## RECORD EXTRACTS
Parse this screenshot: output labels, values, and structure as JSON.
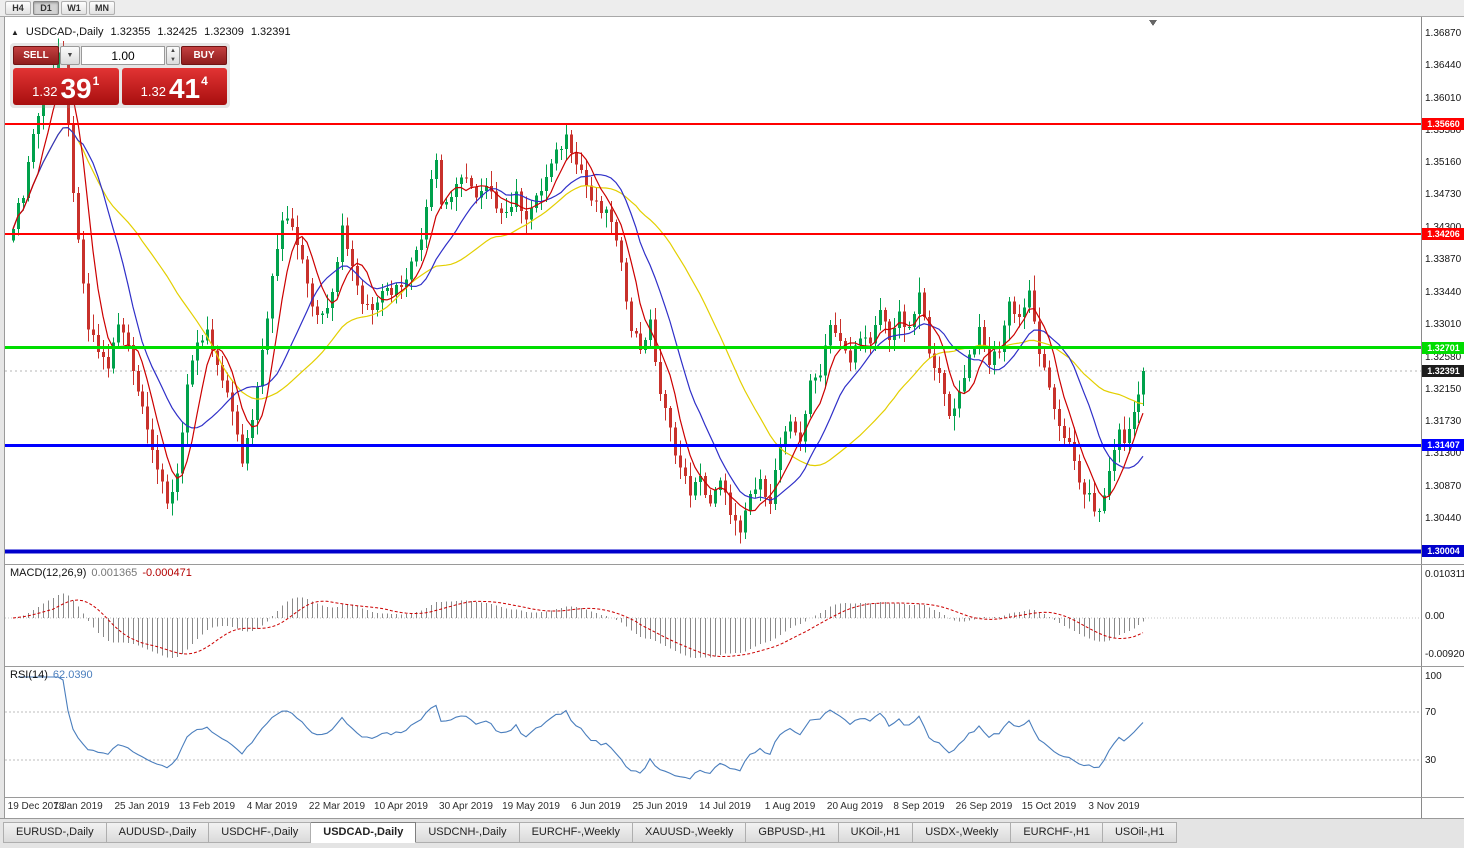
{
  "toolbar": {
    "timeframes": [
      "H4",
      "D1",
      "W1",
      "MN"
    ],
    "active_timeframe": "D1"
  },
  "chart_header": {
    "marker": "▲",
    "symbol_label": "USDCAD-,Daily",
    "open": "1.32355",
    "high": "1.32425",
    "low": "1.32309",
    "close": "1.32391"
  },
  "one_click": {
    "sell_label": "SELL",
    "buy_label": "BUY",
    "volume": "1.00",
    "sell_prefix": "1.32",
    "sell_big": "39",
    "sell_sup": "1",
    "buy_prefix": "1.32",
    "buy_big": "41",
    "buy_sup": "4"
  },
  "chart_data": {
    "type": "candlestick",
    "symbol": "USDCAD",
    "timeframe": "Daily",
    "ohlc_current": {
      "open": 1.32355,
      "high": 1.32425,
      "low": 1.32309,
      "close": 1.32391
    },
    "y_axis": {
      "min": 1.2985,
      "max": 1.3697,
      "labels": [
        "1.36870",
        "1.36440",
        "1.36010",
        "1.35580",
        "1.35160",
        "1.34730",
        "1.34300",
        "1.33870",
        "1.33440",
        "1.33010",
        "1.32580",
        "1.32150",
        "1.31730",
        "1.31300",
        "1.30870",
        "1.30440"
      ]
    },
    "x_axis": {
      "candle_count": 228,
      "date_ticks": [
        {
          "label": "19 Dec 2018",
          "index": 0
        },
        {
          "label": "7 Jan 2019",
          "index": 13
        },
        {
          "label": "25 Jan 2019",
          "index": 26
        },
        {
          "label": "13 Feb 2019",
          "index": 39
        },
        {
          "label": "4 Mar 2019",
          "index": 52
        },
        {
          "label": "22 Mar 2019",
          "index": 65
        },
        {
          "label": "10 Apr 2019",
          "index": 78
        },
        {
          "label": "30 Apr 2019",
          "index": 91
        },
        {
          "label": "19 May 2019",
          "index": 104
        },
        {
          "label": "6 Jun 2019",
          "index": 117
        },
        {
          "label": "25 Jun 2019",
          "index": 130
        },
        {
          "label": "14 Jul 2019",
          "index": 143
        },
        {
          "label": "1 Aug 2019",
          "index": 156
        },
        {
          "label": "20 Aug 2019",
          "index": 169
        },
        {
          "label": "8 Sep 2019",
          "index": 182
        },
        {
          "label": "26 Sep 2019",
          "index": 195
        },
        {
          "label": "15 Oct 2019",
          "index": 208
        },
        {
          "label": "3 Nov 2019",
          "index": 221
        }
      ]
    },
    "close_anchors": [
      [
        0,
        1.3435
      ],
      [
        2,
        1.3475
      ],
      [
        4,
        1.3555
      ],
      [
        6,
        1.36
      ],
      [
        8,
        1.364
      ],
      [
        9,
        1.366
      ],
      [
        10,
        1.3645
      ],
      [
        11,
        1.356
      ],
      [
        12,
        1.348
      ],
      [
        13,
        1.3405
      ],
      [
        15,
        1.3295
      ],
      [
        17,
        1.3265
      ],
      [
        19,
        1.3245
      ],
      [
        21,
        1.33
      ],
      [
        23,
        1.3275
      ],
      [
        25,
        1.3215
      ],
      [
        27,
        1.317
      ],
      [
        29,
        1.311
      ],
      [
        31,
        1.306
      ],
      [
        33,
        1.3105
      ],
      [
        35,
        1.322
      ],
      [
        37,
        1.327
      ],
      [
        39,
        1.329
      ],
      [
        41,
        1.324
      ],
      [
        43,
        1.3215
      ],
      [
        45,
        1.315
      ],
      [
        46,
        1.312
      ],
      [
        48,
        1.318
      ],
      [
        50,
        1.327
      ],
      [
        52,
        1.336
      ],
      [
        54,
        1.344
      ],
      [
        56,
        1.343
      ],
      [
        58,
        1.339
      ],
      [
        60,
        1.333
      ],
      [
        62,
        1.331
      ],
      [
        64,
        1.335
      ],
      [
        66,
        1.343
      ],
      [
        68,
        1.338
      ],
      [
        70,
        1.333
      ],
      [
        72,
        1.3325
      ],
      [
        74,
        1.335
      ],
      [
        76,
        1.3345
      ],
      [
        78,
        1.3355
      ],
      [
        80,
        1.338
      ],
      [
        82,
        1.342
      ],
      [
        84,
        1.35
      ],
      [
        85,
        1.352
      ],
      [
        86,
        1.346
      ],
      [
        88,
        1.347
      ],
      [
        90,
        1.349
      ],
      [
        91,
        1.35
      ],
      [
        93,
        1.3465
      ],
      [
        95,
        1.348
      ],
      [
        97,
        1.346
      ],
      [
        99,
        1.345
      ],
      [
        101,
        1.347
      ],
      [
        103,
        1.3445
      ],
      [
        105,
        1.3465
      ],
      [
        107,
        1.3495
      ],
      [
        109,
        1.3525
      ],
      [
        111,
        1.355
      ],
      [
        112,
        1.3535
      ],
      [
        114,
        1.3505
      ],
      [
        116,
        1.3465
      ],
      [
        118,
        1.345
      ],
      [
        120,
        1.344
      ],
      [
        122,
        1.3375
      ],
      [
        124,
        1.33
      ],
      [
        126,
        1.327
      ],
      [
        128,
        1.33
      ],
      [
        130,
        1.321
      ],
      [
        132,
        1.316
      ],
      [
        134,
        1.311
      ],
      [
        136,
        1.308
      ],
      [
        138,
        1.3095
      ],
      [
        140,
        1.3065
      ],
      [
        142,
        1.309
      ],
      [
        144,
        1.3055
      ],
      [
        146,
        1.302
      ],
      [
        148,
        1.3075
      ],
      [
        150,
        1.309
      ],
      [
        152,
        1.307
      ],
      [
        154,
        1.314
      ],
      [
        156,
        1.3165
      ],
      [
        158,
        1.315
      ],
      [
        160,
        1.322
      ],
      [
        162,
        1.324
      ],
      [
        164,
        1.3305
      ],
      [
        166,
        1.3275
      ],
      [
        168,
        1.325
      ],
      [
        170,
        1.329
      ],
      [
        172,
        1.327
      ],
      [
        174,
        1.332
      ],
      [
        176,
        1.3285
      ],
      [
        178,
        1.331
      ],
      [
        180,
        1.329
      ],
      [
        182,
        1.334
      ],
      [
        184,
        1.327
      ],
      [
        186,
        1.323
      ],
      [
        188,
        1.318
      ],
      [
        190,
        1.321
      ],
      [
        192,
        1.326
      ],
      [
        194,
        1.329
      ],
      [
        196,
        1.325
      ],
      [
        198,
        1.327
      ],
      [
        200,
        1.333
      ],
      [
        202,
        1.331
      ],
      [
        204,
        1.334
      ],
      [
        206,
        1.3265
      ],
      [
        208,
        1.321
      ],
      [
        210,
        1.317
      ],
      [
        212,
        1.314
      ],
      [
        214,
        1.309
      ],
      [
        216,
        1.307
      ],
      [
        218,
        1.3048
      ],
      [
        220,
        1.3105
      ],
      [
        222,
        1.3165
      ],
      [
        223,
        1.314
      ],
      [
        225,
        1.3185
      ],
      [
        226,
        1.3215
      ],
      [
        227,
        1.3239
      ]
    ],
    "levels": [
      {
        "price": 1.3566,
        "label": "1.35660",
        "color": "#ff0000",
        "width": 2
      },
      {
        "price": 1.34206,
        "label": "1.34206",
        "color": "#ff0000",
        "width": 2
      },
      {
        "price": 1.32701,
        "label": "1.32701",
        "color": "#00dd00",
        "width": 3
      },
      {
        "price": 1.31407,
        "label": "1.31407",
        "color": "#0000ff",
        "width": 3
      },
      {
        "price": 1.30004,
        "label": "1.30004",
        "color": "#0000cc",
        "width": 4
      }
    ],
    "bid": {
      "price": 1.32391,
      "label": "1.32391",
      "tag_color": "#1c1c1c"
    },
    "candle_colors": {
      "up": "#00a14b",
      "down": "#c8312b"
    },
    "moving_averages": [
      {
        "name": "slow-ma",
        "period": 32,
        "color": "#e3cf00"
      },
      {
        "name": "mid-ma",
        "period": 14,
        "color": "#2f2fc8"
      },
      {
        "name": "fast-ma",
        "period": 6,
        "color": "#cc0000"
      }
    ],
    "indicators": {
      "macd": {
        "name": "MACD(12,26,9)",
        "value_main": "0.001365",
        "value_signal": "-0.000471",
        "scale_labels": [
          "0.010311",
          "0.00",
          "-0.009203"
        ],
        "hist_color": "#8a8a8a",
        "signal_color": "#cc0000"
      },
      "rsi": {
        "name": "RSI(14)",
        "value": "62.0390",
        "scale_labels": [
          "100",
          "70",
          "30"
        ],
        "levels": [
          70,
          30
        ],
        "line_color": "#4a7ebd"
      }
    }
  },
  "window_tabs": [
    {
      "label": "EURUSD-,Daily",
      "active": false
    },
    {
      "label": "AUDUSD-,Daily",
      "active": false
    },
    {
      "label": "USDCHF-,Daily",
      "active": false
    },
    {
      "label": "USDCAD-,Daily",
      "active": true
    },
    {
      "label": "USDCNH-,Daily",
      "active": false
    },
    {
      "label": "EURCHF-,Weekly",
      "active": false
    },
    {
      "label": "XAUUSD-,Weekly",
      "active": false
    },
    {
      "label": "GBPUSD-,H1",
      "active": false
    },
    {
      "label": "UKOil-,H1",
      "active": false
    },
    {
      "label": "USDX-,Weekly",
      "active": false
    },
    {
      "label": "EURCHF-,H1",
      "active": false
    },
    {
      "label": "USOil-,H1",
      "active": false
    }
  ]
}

...

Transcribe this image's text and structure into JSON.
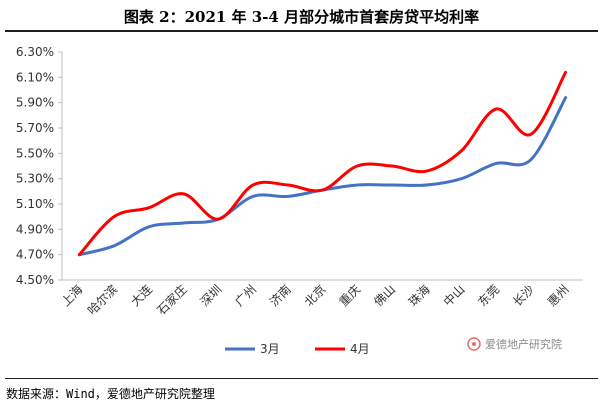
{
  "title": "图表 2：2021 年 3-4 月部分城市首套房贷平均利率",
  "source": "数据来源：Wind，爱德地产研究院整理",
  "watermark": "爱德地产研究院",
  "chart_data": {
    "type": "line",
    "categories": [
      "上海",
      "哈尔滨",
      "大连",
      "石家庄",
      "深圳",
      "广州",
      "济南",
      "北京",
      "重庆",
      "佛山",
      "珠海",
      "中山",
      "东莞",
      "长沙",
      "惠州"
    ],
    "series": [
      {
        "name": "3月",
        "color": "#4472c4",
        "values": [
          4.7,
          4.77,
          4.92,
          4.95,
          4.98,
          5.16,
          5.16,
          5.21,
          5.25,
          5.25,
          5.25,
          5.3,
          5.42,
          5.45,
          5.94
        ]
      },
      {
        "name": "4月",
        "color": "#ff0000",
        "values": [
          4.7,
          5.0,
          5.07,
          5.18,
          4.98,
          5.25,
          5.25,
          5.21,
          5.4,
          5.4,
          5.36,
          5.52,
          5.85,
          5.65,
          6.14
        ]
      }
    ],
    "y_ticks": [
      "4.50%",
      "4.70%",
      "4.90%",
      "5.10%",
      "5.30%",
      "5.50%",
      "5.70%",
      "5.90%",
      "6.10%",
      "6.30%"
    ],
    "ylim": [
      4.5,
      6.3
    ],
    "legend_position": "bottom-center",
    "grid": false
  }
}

## PROBLEM DESCRIPTION
Count the lines of the listing above that include the word "EURCHF" and state the total with nothing else.

## EXERCISE RESPONSE
2